Do this - Take each line containing "home" and report it exactly as written.

--- Start ---

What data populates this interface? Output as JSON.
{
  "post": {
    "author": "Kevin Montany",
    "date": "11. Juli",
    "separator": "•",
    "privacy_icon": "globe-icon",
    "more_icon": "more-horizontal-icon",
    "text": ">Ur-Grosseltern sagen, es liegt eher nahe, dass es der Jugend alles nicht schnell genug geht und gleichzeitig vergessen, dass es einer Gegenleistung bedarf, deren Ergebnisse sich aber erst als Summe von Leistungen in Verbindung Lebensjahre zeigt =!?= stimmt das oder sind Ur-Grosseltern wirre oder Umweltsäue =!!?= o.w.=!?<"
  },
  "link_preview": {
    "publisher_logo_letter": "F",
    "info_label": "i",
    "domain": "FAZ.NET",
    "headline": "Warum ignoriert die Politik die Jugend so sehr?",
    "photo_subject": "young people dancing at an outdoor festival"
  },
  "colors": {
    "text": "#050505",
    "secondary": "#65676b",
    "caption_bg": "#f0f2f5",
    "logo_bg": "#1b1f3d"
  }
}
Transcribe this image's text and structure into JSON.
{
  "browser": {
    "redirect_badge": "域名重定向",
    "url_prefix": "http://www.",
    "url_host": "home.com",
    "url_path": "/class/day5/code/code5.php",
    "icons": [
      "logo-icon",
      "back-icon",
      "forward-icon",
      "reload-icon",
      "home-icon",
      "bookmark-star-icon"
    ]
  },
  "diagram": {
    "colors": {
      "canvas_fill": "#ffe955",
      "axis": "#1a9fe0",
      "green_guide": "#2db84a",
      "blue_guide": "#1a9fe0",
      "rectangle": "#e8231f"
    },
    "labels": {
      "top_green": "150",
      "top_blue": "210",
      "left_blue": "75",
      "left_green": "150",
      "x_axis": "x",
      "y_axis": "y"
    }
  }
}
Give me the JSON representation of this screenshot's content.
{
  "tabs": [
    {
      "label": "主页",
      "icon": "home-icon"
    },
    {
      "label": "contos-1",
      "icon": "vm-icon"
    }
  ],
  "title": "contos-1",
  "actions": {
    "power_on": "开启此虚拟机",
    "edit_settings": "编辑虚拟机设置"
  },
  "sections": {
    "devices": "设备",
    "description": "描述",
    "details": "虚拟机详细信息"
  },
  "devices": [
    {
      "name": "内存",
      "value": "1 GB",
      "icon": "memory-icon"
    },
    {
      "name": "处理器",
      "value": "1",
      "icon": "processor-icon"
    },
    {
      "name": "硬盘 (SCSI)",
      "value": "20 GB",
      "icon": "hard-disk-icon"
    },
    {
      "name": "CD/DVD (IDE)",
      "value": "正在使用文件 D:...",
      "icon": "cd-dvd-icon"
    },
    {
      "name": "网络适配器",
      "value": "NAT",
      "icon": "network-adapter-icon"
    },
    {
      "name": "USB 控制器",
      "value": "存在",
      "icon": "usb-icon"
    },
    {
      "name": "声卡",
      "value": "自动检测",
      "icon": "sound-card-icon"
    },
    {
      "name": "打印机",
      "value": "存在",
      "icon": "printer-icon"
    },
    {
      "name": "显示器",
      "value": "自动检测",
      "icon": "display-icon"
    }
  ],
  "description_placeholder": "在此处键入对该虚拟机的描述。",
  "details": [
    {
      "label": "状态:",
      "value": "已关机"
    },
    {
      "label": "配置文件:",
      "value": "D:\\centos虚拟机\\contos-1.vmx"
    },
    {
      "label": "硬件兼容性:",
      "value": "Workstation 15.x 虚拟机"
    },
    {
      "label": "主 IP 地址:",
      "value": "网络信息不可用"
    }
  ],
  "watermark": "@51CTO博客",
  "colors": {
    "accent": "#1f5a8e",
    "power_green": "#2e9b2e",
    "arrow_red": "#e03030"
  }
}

--- End ---

Result for this exercise -
    "url_host": "home.com",
      "home-icon",
      "icon": "home-icon"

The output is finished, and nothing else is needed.